# [Given task]
Below is a block of records. Copy every line in it that contains the word "bold".

▶

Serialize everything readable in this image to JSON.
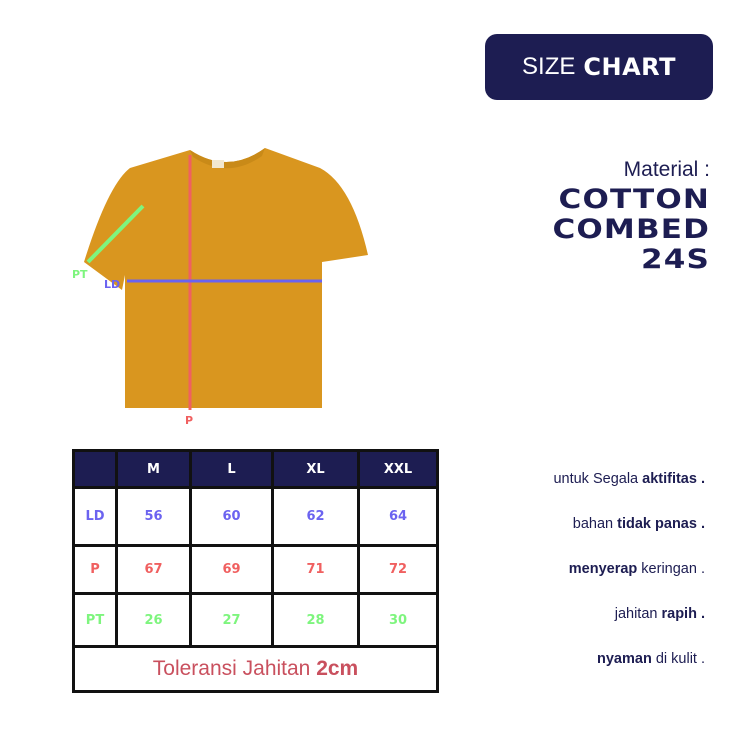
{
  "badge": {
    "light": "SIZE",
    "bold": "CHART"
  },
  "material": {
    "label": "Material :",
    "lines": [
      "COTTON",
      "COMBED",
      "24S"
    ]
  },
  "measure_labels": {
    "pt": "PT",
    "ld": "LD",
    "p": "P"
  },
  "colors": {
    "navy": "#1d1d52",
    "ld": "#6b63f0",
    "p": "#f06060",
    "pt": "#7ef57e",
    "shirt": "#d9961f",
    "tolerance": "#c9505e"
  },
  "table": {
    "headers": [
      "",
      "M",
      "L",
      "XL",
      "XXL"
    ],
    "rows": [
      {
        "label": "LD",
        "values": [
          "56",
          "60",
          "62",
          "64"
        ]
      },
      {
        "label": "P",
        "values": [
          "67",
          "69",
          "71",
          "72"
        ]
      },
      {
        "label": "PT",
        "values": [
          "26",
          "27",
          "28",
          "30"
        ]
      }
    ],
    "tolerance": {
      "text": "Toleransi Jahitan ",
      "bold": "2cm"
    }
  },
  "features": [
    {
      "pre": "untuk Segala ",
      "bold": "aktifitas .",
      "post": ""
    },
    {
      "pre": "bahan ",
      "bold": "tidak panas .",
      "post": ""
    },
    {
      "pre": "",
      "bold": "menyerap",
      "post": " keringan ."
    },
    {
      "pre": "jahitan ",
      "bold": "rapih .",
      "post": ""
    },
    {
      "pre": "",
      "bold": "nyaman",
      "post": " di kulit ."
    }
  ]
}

◀

# [Exercise result]
    "bold": "CHART"
      "bold": "2cm"
      "bold": "aktifitas .",
      "bold": "tidak panas .",
      "bold": "menyerap",
      "bold": "rapih .",
      "bold": "nyaman",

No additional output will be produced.